**Exercise prompt**: Scan the data for "Συχνότητα" and copy the lines it appears in.

>> Start

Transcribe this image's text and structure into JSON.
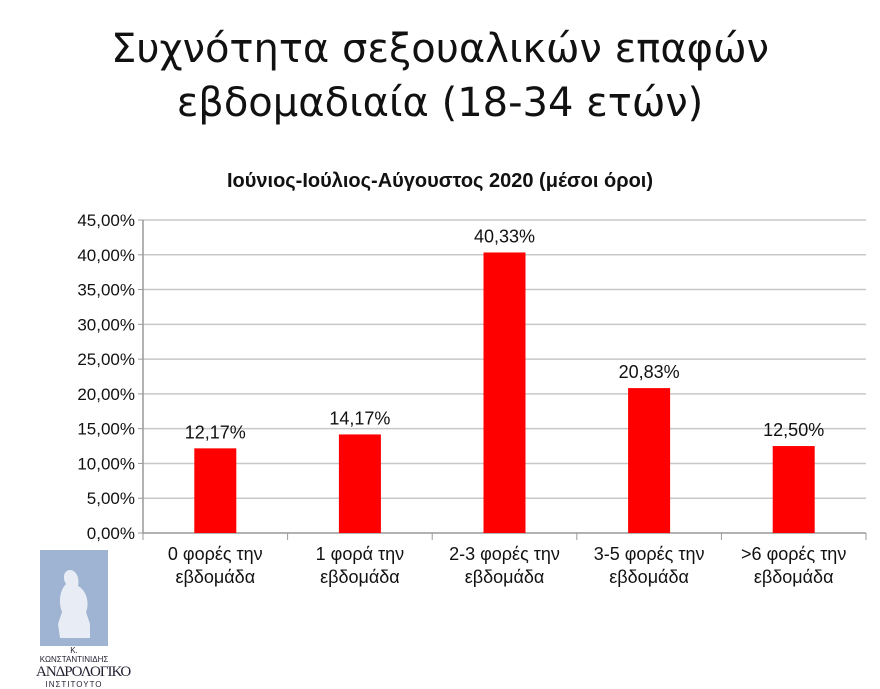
{
  "chart_data": {
    "type": "bar",
    "title": "Συχνότητα σεξουαλικών επαφών εβδομαδιαία (18-34 ετών)",
    "title_lines": [
      "Συχνότητα σεξουαλικών επαφών",
      "εβδομαδιαία (18-34 ετών)"
    ],
    "subtitle": "Ιούνιος-Ιούλιος-Αύγουστος 2020 (μέσοι όροι)",
    "categories": [
      [
        "0 φορές την",
        "εβδομάδα"
      ],
      [
        "1 φορά την",
        "εβδομάδα"
      ],
      [
        "2-3 φορές την",
        "εβδομάδα"
      ],
      [
        "3-5 φορές την",
        "εβδομάδα"
      ],
      [
        ">6 φορές την",
        "εβδομάδα"
      ]
    ],
    "values": [
      12.17,
      14.17,
      40.33,
      20.83,
      12.5
    ],
    "data_labels": [
      "12,17%",
      "14,17%",
      "40,33%",
      "20,83%",
      "12,50%"
    ],
    "yticks": [
      "0,00%",
      "5,00%",
      "10,00%",
      "15,00%",
      "20,00%",
      "25,00%",
      "30,00%",
      "35,00%",
      "40,00%",
      "45,00%"
    ],
    "ylim": [
      0,
      45
    ],
    "grid": true,
    "bar_color": "#ff0000"
  },
  "logo": {
    "line1": "Κ. ΚΩΝΣΤΑΝΤΙΝΙΔΗΣ",
    "line2": "ΑΝΔΡΟΛΟΓΙΚΟ",
    "line3": "ΙΝΣΤΙΤΟΥΤΟ"
  }
}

>> End

**Answer**:
    "title": "Συχνότητα σεξουαλικών επαφών εβδομαδιαία (18-34 ετών)",
      "Συχνότητα σεξουαλικών επαφών",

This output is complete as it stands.